### Your instructions
Make an exact copy of the listing below.

### Given records

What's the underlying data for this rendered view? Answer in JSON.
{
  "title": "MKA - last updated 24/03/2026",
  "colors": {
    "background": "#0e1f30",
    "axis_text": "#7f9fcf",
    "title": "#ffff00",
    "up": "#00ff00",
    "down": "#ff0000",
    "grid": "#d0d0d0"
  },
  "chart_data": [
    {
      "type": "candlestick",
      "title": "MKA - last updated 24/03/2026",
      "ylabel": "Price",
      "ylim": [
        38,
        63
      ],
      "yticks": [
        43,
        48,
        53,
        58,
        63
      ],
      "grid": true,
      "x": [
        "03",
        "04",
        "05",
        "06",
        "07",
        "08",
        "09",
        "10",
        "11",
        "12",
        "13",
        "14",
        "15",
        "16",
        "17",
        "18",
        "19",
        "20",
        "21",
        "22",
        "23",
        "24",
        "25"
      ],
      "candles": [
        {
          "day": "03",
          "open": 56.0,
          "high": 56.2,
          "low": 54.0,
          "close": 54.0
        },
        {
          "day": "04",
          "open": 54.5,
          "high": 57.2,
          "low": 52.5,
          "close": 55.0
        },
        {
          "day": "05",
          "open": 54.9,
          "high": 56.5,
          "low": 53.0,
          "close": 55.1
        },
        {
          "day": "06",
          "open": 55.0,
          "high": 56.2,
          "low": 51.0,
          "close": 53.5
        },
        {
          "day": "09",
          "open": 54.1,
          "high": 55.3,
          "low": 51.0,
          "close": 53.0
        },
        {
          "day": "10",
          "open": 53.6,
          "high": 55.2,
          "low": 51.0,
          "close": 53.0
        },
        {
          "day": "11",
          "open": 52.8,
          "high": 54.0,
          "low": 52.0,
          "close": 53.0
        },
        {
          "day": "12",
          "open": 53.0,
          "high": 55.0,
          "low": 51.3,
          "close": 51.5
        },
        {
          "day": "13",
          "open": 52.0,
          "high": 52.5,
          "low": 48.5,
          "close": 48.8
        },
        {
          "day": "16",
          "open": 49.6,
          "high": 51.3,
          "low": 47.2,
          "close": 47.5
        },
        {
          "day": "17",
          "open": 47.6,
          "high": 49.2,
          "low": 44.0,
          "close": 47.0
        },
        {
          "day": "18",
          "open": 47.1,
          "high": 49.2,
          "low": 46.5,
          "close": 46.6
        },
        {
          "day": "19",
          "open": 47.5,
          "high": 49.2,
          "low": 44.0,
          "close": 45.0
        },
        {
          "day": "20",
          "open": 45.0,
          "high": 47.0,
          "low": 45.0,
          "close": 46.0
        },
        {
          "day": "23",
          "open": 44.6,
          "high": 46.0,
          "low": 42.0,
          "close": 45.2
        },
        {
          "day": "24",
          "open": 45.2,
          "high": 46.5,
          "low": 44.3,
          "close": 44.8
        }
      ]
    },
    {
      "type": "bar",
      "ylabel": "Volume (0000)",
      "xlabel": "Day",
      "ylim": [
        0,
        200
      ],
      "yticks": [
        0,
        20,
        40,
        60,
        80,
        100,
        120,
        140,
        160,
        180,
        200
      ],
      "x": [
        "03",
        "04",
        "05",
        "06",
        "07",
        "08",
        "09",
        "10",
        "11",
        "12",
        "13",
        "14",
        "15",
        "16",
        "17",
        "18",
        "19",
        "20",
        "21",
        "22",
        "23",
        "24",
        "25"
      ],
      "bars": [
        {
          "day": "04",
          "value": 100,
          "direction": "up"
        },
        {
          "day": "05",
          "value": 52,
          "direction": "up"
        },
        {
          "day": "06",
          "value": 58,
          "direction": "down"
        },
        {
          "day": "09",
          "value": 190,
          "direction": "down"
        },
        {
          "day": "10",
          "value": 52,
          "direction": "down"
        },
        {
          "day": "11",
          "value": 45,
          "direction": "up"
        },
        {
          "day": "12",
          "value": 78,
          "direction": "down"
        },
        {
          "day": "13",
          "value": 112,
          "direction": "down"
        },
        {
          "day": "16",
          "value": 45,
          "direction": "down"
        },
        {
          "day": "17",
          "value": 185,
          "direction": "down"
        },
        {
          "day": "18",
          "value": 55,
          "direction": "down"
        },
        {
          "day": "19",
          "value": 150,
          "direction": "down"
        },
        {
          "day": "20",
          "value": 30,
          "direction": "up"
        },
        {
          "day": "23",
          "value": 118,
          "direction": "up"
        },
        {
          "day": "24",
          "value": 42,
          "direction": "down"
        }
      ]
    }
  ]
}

### Solution for this problem
What's the underlying data for this rendered view? Answer in JSON.
{
  "title": "MKA - last updated 24/03/2026",
  "colors": {
    "background": "#0e1f30",
    "axis_text": "#7f9fcf",
    "title": "#ffff00",
    "up": "#00ff00",
    "down": "#ff0000",
    "grid": "#d0d0d0"
  },
  "chart_data": [
    {
      "type": "candlestick",
      "title": "MKA - last updated 24/03/2026",
      "ylabel": "Price",
      "ylim": [
        38,
        63
      ],
      "yticks": [
        43,
        48,
        53,
        58,
        63
      ],
      "grid": true,
      "x": [
        "03",
        "04",
        "05",
        "06",
        "07",
        "08",
        "09",
        "10",
        "11",
        "12",
        "13",
        "14",
        "15",
        "16",
        "17",
        "18",
        "19",
        "20",
        "21",
        "22",
        "23",
        "24",
        "25"
      ],
      "candles": [
        {
          "day": "03",
          "open": 56.0,
          "high": 56.2,
          "low": 54.0,
          "close": 54.0
        },
        {
          "day": "04",
          "open": 54.5,
          "high": 57.2,
          "low": 52.5,
          "close": 55.0
        },
        {
          "day": "05",
          "open": 54.9,
          "high": 56.5,
          "low": 53.0,
          "close": 55.1
        },
        {
          "day": "06",
          "open": 55.0,
          "high": 56.2,
          "low": 51.0,
          "close": 53.5
        },
        {
          "day": "09",
          "open": 54.1,
          "high": 55.3,
          "low": 51.0,
          "close": 53.0
        },
        {
          "day": "10",
          "open": 53.6,
          "high": 55.2,
          "low": 51.0,
          "close": 53.0
        },
        {
          "day": "11",
          "open": 52.8,
          "high": 54.0,
          "low": 52.0,
          "close": 53.0
        },
        {
          "day": "12",
          "open": 53.0,
          "high": 55.0,
          "low": 51.3,
          "close": 51.5
        },
        {
          "day": "13",
          "open": 52.0,
          "high": 52.5,
          "low": 48.5,
          "close": 48.8
        },
        {
          "day": "16",
          "open": 49.6,
          "high": 51.3,
          "low": 47.2,
          "close": 47.5
        },
        {
          "day": "17",
          "open": 47.6,
          "high": 49.2,
          "low": 44.0,
          "close": 47.0
        },
        {
          "day": "18",
          "open": 47.1,
          "high": 49.2,
          "low": 46.5,
          "close": 46.6
        },
        {
          "day": "19",
          "open": 47.5,
          "high": 49.2,
          "low": 44.0,
          "close": 45.0
        },
        {
          "day": "20",
          "open": 45.0,
          "high": 47.0,
          "low": 45.0,
          "close": 46.0
        },
        {
          "day": "23",
          "open": 44.6,
          "high": 46.0,
          "low": 42.0,
          "close": 45.2
        },
        {
          "day": "24",
          "open": 45.2,
          "high": 46.5,
          "low": 44.3,
          "close": 44.8
        }
      ]
    },
    {
      "type": "bar",
      "ylabel": "Volume (0000)",
      "xlabel": "Day",
      "ylim": [
        0,
        200
      ],
      "yticks": [
        0,
        20,
        40,
        60,
        80,
        100,
        120,
        140,
        160,
        180,
        200
      ],
      "x": [
        "03",
        "04",
        "05",
        "06",
        "07",
        "08",
        "09",
        "10",
        "11",
        "12",
        "13",
        "14",
        "15",
        "16",
        "17",
        "18",
        "19",
        "20",
        "21",
        "22",
        "23",
        "24",
        "25"
      ],
      "bars": [
        {
          "day": "04",
          "value": 100,
          "direction": "up"
        },
        {
          "day": "05",
          "value": 52,
          "direction": "up"
        },
        {
          "day": "06",
          "value": 58,
          "direction": "down"
        },
        {
          "day": "09",
          "value": 190,
          "direction": "down"
        },
        {
          "day": "10",
          "value": 52,
          "direction": "down"
        },
        {
          "day": "11",
          "value": 45,
          "direction": "up"
        },
        {
          "day": "12",
          "value": 78,
          "direction": "down"
        },
        {
          "day": "13",
          "value": 112,
          "direction": "down"
        },
        {
          "day": "16",
          "value": 45,
          "direction": "down"
        },
        {
          "day": "17",
          "value": 185,
          "direction": "down"
        },
        {
          "day": "18",
          "value": 55,
          "direction": "down"
        },
        {
          "day": "19",
          "value": 150,
          "direction": "down"
        },
        {
          "day": "20",
          "value": 30,
          "direction": "up"
        },
        {
          "day": "23",
          "value": 118,
          "direction": "up"
        },
        {
          "day": "24",
          "value": 42,
          "direction": "down"
        }
      ]
    }
  ]
}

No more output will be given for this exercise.